▶ **Records for the exercise**:
[BEGIN]

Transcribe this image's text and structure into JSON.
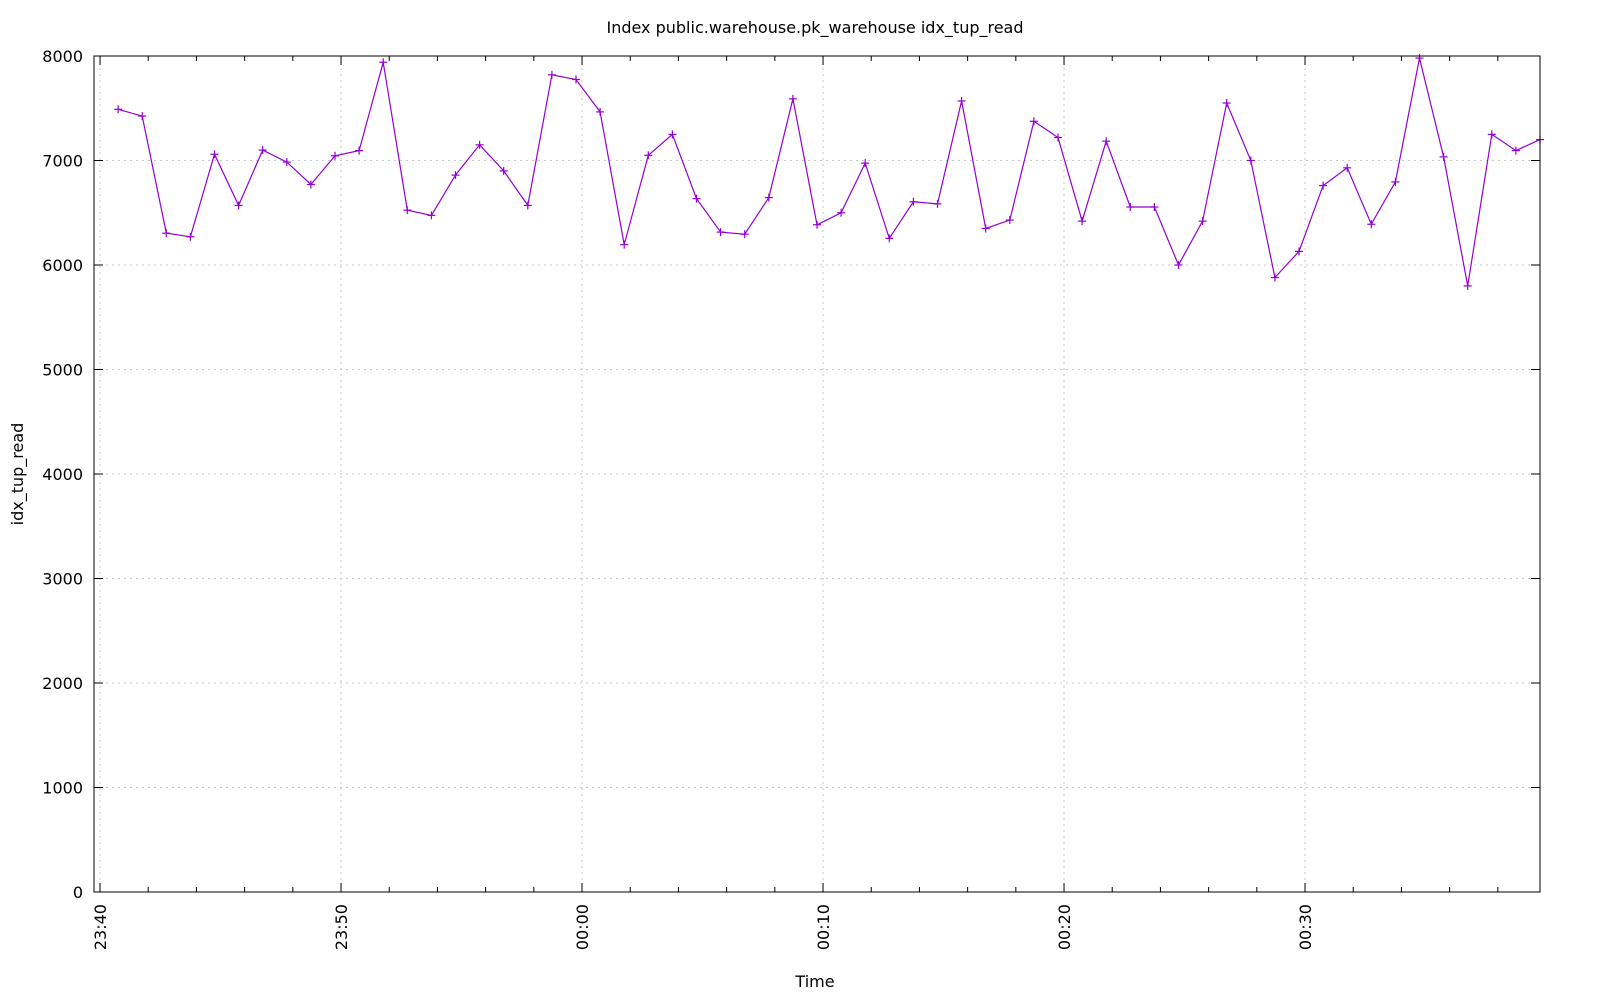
{
  "chart_data": {
    "type": "line",
    "title": "Index public.warehouse.pk_warehouse idx_tup_read",
    "xlabel": "Time",
    "ylabel": "idx_tup_read",
    "ylim": [
      0,
      8000
    ],
    "yticks": [
      0,
      1000,
      2000,
      3000,
      4000,
      5000,
      6000,
      7000,
      8000
    ],
    "xlim": [
      "23:39:45",
      "00:39:45"
    ],
    "xticks": [
      "23:40",
      "23:50",
      "00:00",
      "00:10",
      "00:20",
      "00:30"
    ],
    "grid": true,
    "color": "#9400d3",
    "x": [
      "23:40:45",
      "23:41:45",
      "23:42:45",
      "23:43:45",
      "23:44:45",
      "23:45:45",
      "23:46:45",
      "23:47:45",
      "23:48:45",
      "23:49:45",
      "23:50:45",
      "23:51:45",
      "23:52:45",
      "23:53:45",
      "23:54:45",
      "23:55:45",
      "23:56:45",
      "23:57:45",
      "23:58:45",
      "23:59:45",
      "00:00:45",
      "00:01:45",
      "00:02:45",
      "00:03:45",
      "00:04:45",
      "00:05:45",
      "00:06:45",
      "00:07:45",
      "00:08:45",
      "00:09:45",
      "00:10:45",
      "00:11:45",
      "00:12:45",
      "00:13:45",
      "00:14:45",
      "00:15:45",
      "00:16:45",
      "00:17:45",
      "00:18:45",
      "00:19:45",
      "00:20:45",
      "00:21:45",
      "00:22:45",
      "00:23:45",
      "00:24:45",
      "00:25:45",
      "00:26:45",
      "00:27:45",
      "00:28:45",
      "00:29:45",
      "00:30:45",
      "00:31:45",
      "00:32:45",
      "00:33:45",
      "00:34:45",
      "00:35:45",
      "00:36:45",
      "00:37:45",
      "00:38:45",
      "00:39:45"
    ],
    "series": [
      {
        "values": [
          7490,
          7425,
          6305,
          6270,
          7060,
          6570,
          7100,
          6985,
          6770,
          7045,
          7095,
          7940,
          6525,
          6475,
          6860,
          7150,
          6900,
          6570,
          7820,
          7775,
          7465,
          6195,
          7050,
          7250,
          6635,
          6315,
          6295,
          6645,
          7590,
          6385,
          6500,
          6975,
          6255,
          6605,
          6585,
          7570,
          6350,
          6430,
          7375,
          7220,
          6420,
          7185,
          6555,
          6555,
          6000,
          6420,
          7550,
          7000,
          5880,
          6130,
          6760,
          6930,
          6390,
          6795,
          7980,
          7035,
          5800,
          7250,
          7095,
          7200
        ]
      }
    ]
  }
}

[END]

▶ **Problem statement**:
Without including any picture, retype the entries exactly.

▶ **Solution**:
Transcribe this image's text and structure into JSON.
{
  "chart_data": {
    "type": "line",
    "title": "Index public.warehouse.pk_warehouse idx_tup_read",
    "xlabel": "Time",
    "ylabel": "idx_tup_read",
    "ylim": [
      0,
      8000
    ],
    "yticks": [
      0,
      1000,
      2000,
      3000,
      4000,
      5000,
      6000,
      7000,
      8000
    ],
    "xlim": [
      "23:39:45",
      "00:39:45"
    ],
    "xticks": [
      "23:40",
      "23:50",
      "00:00",
      "00:10",
      "00:20",
      "00:30"
    ],
    "grid": true,
    "color": "#9400d3",
    "x": [
      "23:40:45",
      "23:41:45",
      "23:42:45",
      "23:43:45",
      "23:44:45",
      "23:45:45",
      "23:46:45",
      "23:47:45",
      "23:48:45",
      "23:49:45",
      "23:50:45",
      "23:51:45",
      "23:52:45",
      "23:53:45",
      "23:54:45",
      "23:55:45",
      "23:56:45",
      "23:57:45",
      "23:58:45",
      "23:59:45",
      "00:00:45",
      "00:01:45",
      "00:02:45",
      "00:03:45",
      "00:04:45",
      "00:05:45",
      "00:06:45",
      "00:07:45",
      "00:08:45",
      "00:09:45",
      "00:10:45",
      "00:11:45",
      "00:12:45",
      "00:13:45",
      "00:14:45",
      "00:15:45",
      "00:16:45",
      "00:17:45",
      "00:18:45",
      "00:19:45",
      "00:20:45",
      "00:21:45",
      "00:22:45",
      "00:23:45",
      "00:24:45",
      "00:25:45",
      "00:26:45",
      "00:27:45",
      "00:28:45",
      "00:29:45",
      "00:30:45",
      "00:31:45",
      "00:32:45",
      "00:33:45",
      "00:34:45",
      "00:35:45",
      "00:36:45",
      "00:37:45",
      "00:38:45",
      "00:39:45"
    ],
    "series": [
      {
        "values": [
          7490,
          7425,
          6305,
          6270,
          7060,
          6570,
          7100,
          6985,
          6770,
          7045,
          7095,
          7940,
          6525,
          6475,
          6860,
          7150,
          6900,
          6570,
          7820,
          7775,
          7465,
          6195,
          7050,
          7250,
          6635,
          6315,
          6295,
          6645,
          7590,
          6385,
          6500,
          6975,
          6255,
          6605,
          6585,
          7570,
          6350,
          6430,
          7375,
          7220,
          6420,
          7185,
          6555,
          6555,
          6000,
          6420,
          7550,
          7000,
          5880,
          6130,
          6760,
          6930,
          6390,
          6795,
          7980,
          7035,
          5800,
          7250,
          7095,
          7200
        ]
      }
    ]
  }
}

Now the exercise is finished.